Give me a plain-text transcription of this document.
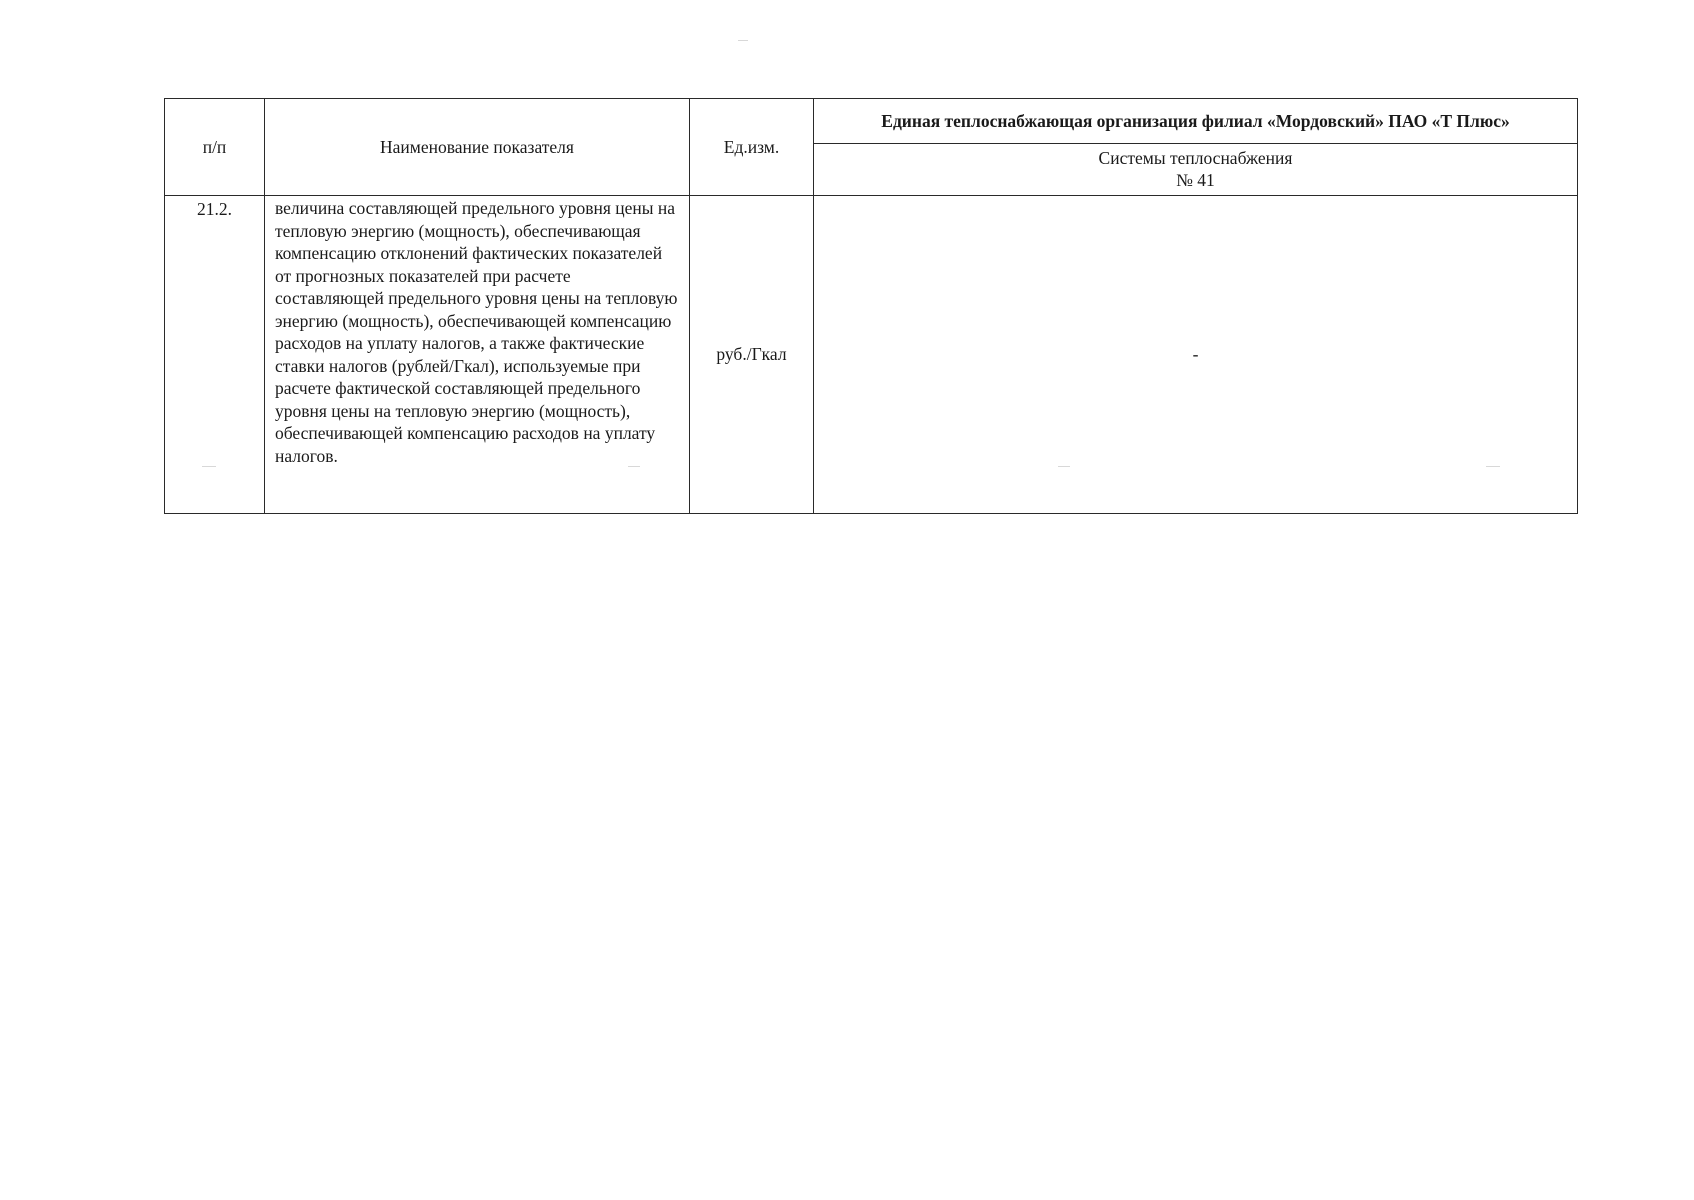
п/п	Наименование показателя	Ед.изм.	Единая теплоснабжающая организация филиал «Мордовский» ПАО «Т Плюс»

			Системы теплоснабжения
№ 41

21.2.	величина составляющей предельного уровня цены на тепловую энергию (мощность), обеспечивающая компенсацию отклонений фактических показателей от прогнозных показателей при расчете составляющей предельного уровня цены на тепловую энергию (мощность), обеспечивающей компенсацию расходов на уплату налогов, а также фактические ставки налогов (рублей/Гкал), используемые при расчете фактической составляющей предельного уровня цены на тепловую энергию (мощность), обеспечивающей компенсацию расходов на уплату налогов.	руб./Гкал	-
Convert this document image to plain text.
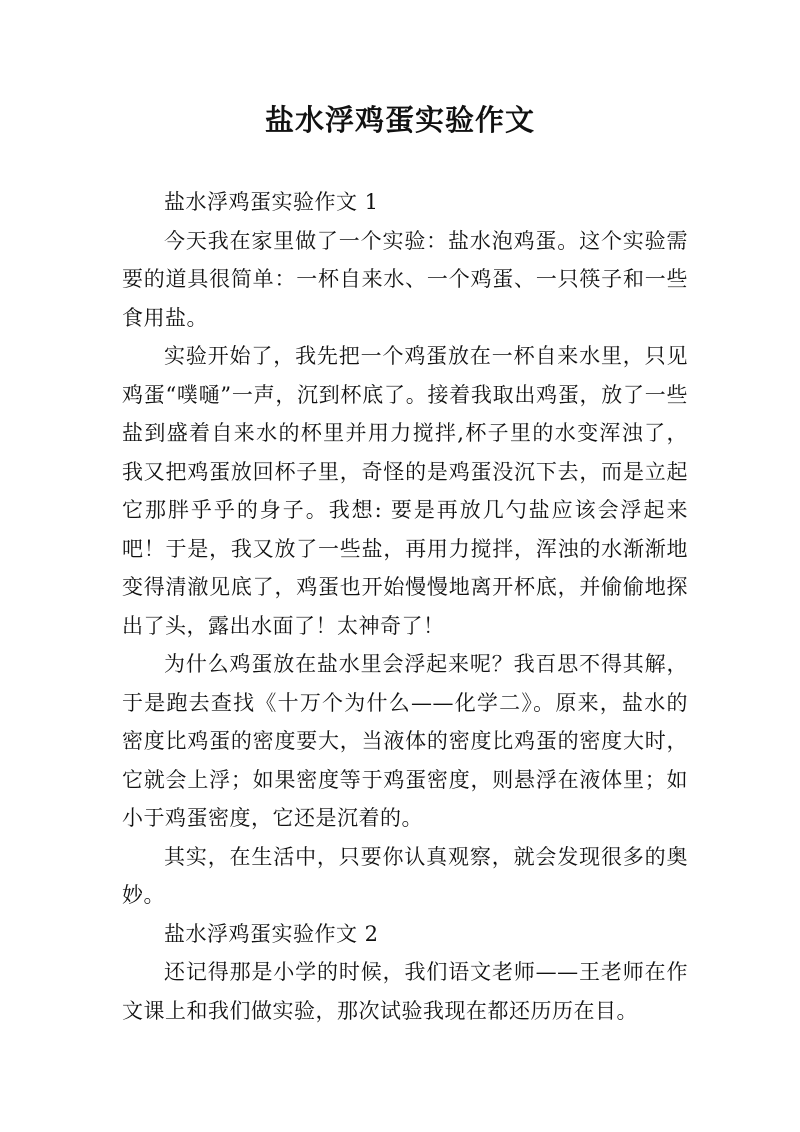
盐水浮鸡蛋实验作文

盐水浮鸡蛋实验作文 1

今天我在家里做了一个实验：盐水泡鸡蛋。这个实验需要的道具很简单：一杯自来水、一个鸡蛋、一只筷子和一些食用盐。

实验开始了，我先把一个鸡蛋放在一杯自来水里，只见鸡蛋“噗嗵”一声，沉到杯底了。接着我取出鸡蛋，放了一些盐到盛着自来水的杯里并用力搅拌,杯子里的水变浑浊了，我又把鸡蛋放回杯子里，奇怪的是鸡蛋没沉下去，而是立起它那胖乎乎的身子。我想: 要是再放几勺盐应该会浮起来吧！于是，我又放了一些盐，再用力搅拌，浑浊的水渐渐地变得清澈见底了，鸡蛋也开始慢慢地离开杯底，并偷偷地探出了头，露出水面了！太神奇了！

为什么鸡蛋放在盐水里会浮起来呢？我百思不得其解，于是跑去查找《十万个为什么——化学二》。原来，盐水的密度比鸡蛋的密度要大，当液体的密度比鸡蛋的密度大时，它就会上浮；如果密度等于鸡蛋密度，则悬浮在液体里；如小于鸡蛋密度，它还是沉着的。

其实，在生活中，只要你认真观察，就会发现很多的奥妙。

盐水浮鸡蛋实验作文 2

还记得那是小学的时候，我们语文老师——王老师在作文课上和我们做实验，那次试验我现在都还历历在目。
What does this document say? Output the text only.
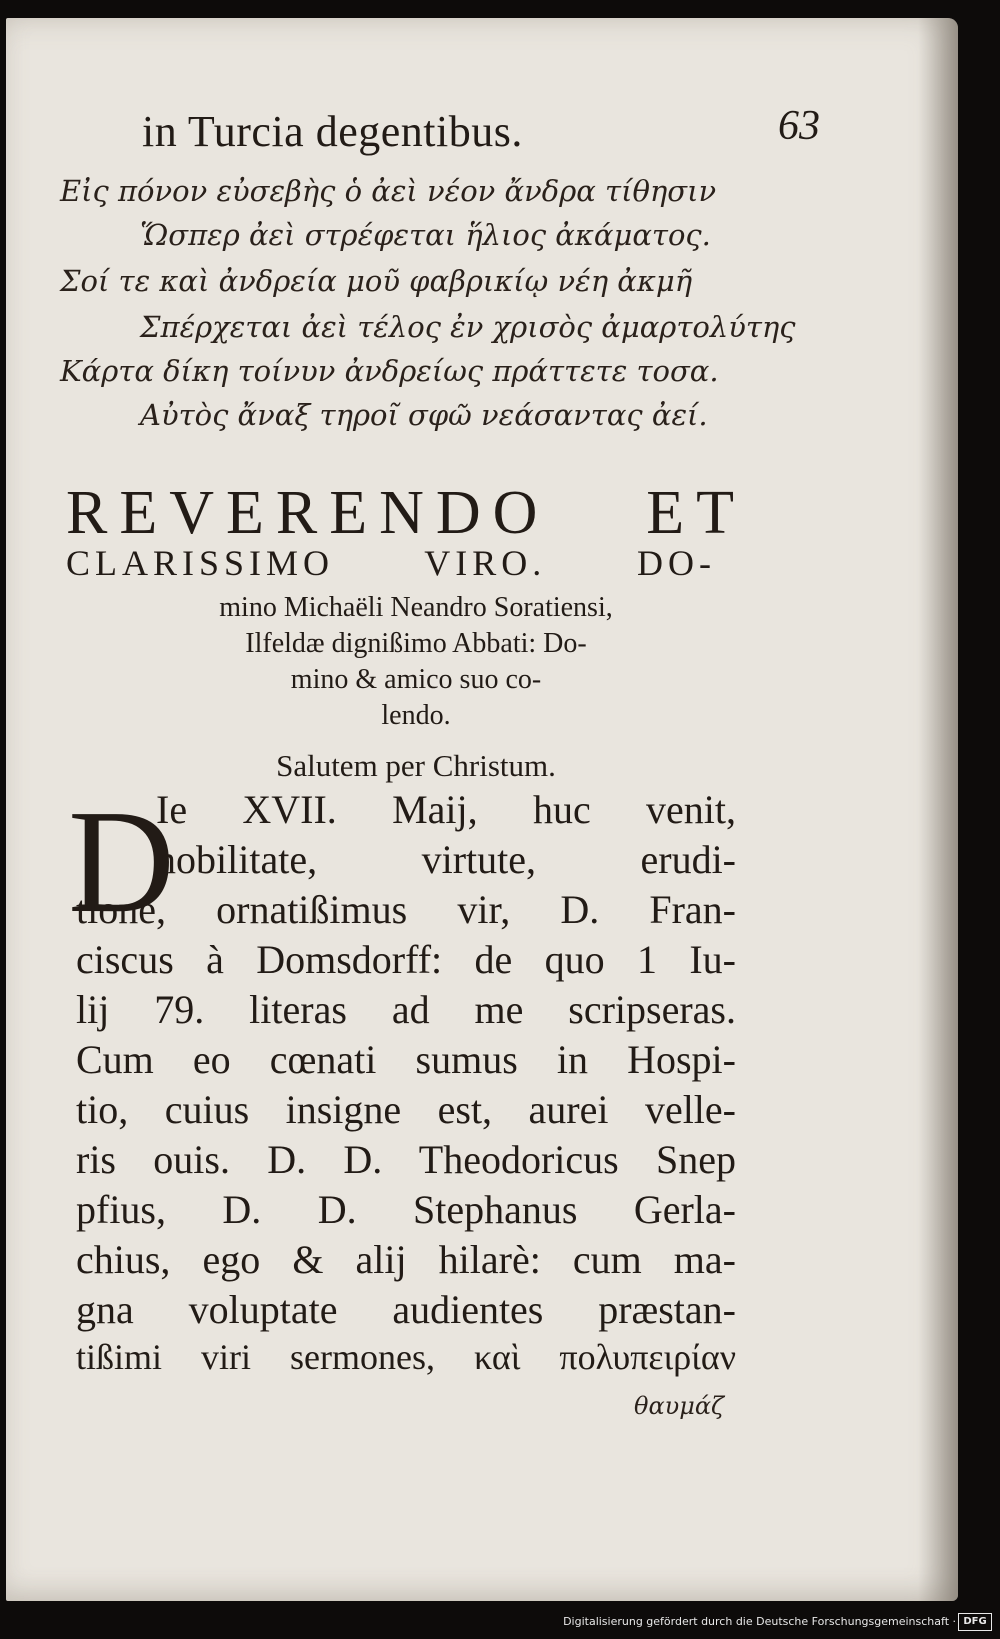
in Turcia degentibus.	63
Εἰς πόνον εὐσεβὴς ὁ ἀεὶ νέον ἄνδρα τίθησιν
Ὥσπερ ἀεὶ στρέφεται ἥλιος ἀκάματος.
Σοί τε καὶ ἀνδρεία μοῦ φαβρικίῳ νέη ἀκμῆ
Σπέρχεται ἀεὶ τέλος ἐν χρισὸς ἀμαρτολύτης
Κάρτα δίκη τοίνυν ἀνδρείως πράττετε τοσα.
Αὐτὸς ἄναξ τηροῖ σφῶ νεάσαντας ἀεί.
REVERENDO ET
CLARISSIMO VIRO. DO-
mino Michaëli Neandro Soratiensi,
Ilfeldæ dignißimo Abbati: Do-
mino & amico suo co-
lendo.
Salutem per Christum.
D
Ie XVII. Maij, huc venit,
nobilitate, virtute, erudi-
tione, ornatißimus vir, D. Fran-
ciscus à Domsdorff: de quo 1 Iu-
lij 79. literas ad me scripseras.
Cum eo cœnati sumus in Hospi-
tio, cuius insigne est, aurei velle-
ris ouis. D. D. Theodoricus Snep
pfius, D. D. Stephanus Gerla-
chius, ego & alij hilarè: cum ma-
gna voluptate audientes præstan-
tißimi viri sermones, καὶ πολυπειρίαν
θαυμάζ
Digitalisierung gefördert durch die Deutsche Forschungsgemeinschaft · DFG
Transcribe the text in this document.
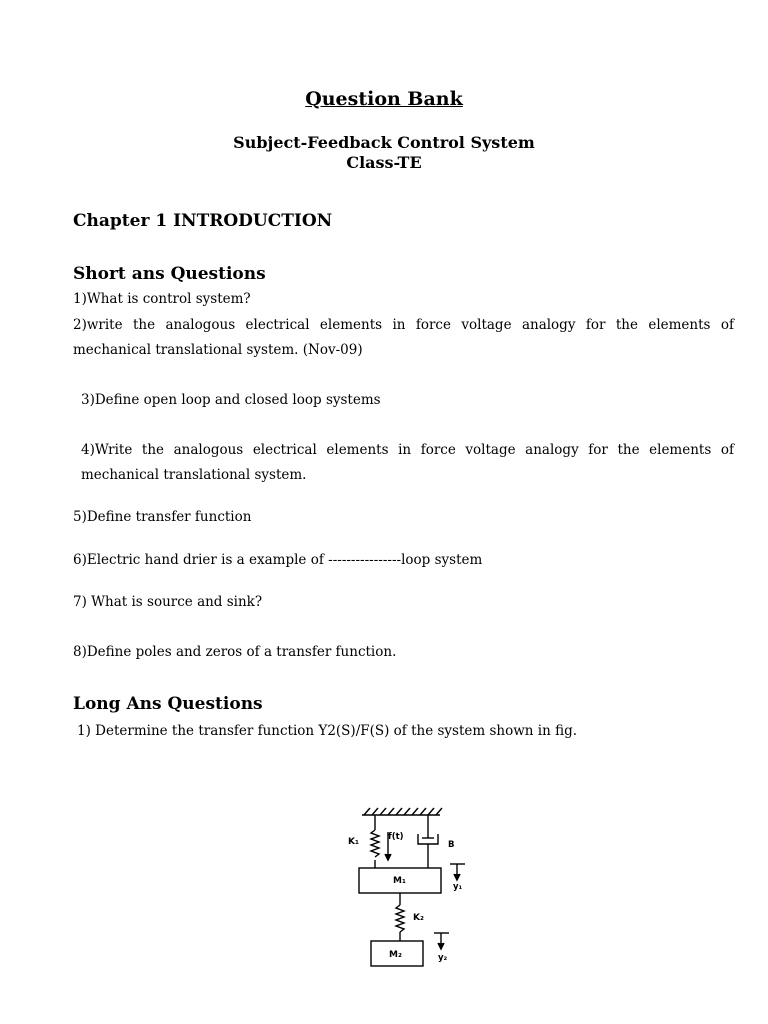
Question Bank
Subject-Feedback Control System
Class-TE
Chapter 1 INTRODUCTION
Short ans Questions
1)What is control system?
2)write the analogous electrical elements in force voltage analogy for the elements of mechanical translational system. (Nov-09)
3)Define open loop and closed loop systems
4)Write the analogous electrical elements in force voltage analogy for the elements of mechanical translational system.
5)Define transfer function
6)Electric hand drier is a example of ----------------loop system
7) What is source and sink?
8)Define poles and zeros of a transfer function.
Long Ans Questions
1) Determine the transfer function Y2(S)/F(S) of the system shown in fig.
K₁	f(t)
B
M₁
y₁
K₂
M₂	y₂
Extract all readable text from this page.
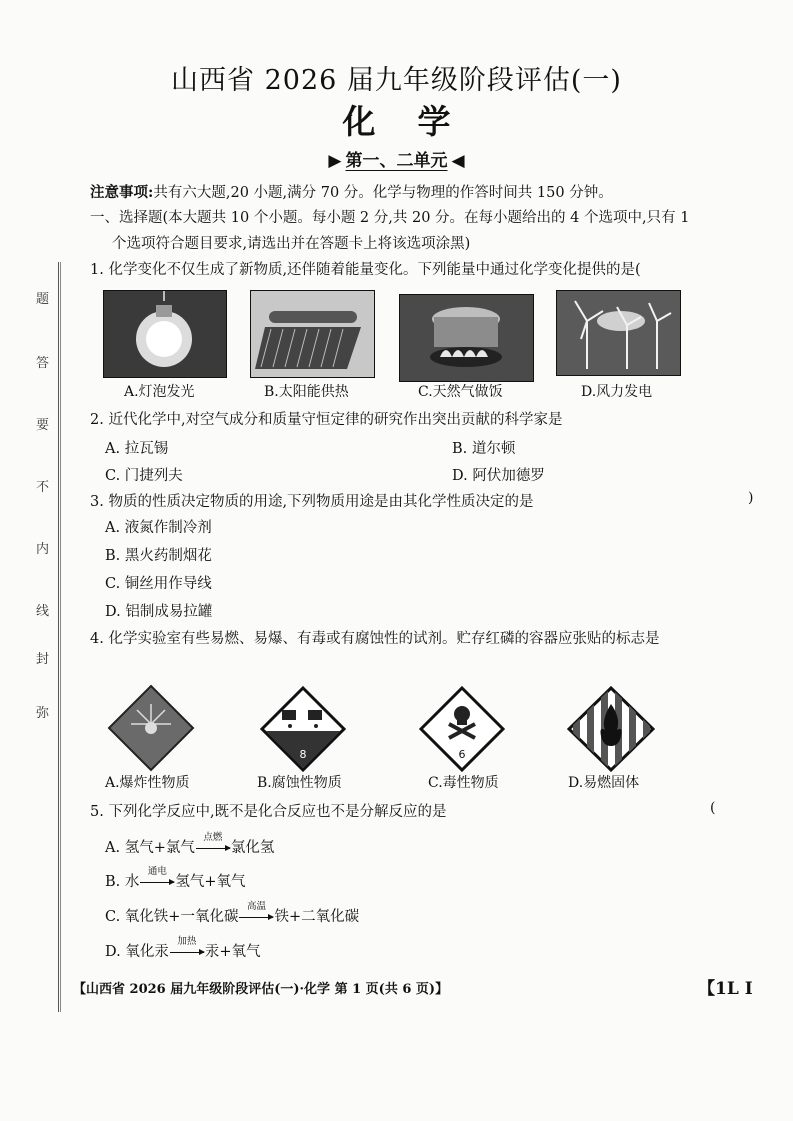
题
答
要
不
内
线
封
弥
山西省 2026 届九年级阶段评估(一)
化学
▶ 第一、二单元 ◀
注意事项:共有六大题,20 小题,满分 70 分。化学与物理的作答时间共 150 分钟。
一、选择题(本大题共 10 个小题。每小题 2 分,共 20 分。在每小题给出的 4 个选项中,只有 1
个选项符合题目要求,请选出并在答题卡上将该选项涂黑)
1. 化学变化不仅生成了新物质,还伴随着能量变化。下列能量中通过化学变化提供的是(
A.灯泡发光	B.太阳能供热	C.天然气做饭	D.风力发电
2. 近代化学中,对空气成分和质量守恒定律的研究作出突出贡献的科学家是
A. 拉瓦锡	B. 道尔顿
C. 门捷列夫	D. 阿伏加德罗
3. 物质的性质决定物质的用途,下列物质用途是由其化学性质决定的是	)
A. 液氮作制冷剂
B. 黑火药制烟花
C. 铜丝用作导线
D. 铝制成易拉罐
4. 化学实验室有些易燃、易爆、有毒或有腐蚀性的试剂。贮存红磷的容器应张贴的标志是
8	6
A.爆炸性物质	B.腐蚀性物质	C.毒性物质	D.易燃固体
5. 下列化学反应中,既不是化合反应也不是分解反应的是	(
A. 氢气+氯气
点燃
氯化氢
B. 水
通电
氢气+氧气
C. 氧化铁+一氧化碳
高温
铁+二氧化碳
D. 氧化汞
加热
汞+氧气
【山西省 2026 届九年级阶段评估(一)·化学 第 1 页(共 6 页)】	【1L I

**Problem statement**
Write out exactly the lines from the one containing "Extract all readable text from this page." through the last line of the records above, both ends included, and leave out any pictures.

**Task solution**
Extract all readable text from this page.
题
答
要
不
内
线
封
弥
山西省 2026 届九年级阶段评估(一)
化学
▶ 第一、二单元 ◀
注意事项:共有六大题,20 小题,满分 70 分。化学与物理的作答时间共 150 分钟。
一、选择题(本大题共 10 个小题。每小题 2 分,共 20 分。在每小题给出的 4 个选项中,只有 1
个选项符合题目要求,请选出并在答题卡上将该选项涂黑)
1. 化学变化不仅生成了新物质,还伴随着能量变化。下列能量中通过化学变化提供的是(
A.灯泡发光	B.太阳能供热	C.天然气做饭	D.风力发电
2. 近代化学中,对空气成分和质量守恒定律的研究作出突出贡献的科学家是
A. 拉瓦锡	B. 道尔顿
C. 门捷列夫	D. 阿伏加德罗
3. 物质的性质决定物质的用途,下列物质用途是由其化学性质决定的是	)
A. 液氮作制冷剂
B. 黑火药制烟花
C. 铜丝用作导线
D. 铝制成易拉罐
4. 化学实验室有些易燃、易爆、有毒或有腐蚀性的试剂。贮存红磷的容器应张贴的标志是
8	6
A.爆炸性物质	B.腐蚀性物质	C.毒性物质	D.易燃固体
5. 下列化学反应中,既不是化合反应也不是分解反应的是	(
A. 氢气+氯气
点燃
氯化氢
B. 水
通电
氢气+氧气
C. 氧化铁+一氧化碳
高温
铁+二氧化碳
D. 氧化汞
加热
汞+氧气
【山西省 2026 届九年级阶段评估(一)·化学 第 1 页(共 6 页)】	【1L I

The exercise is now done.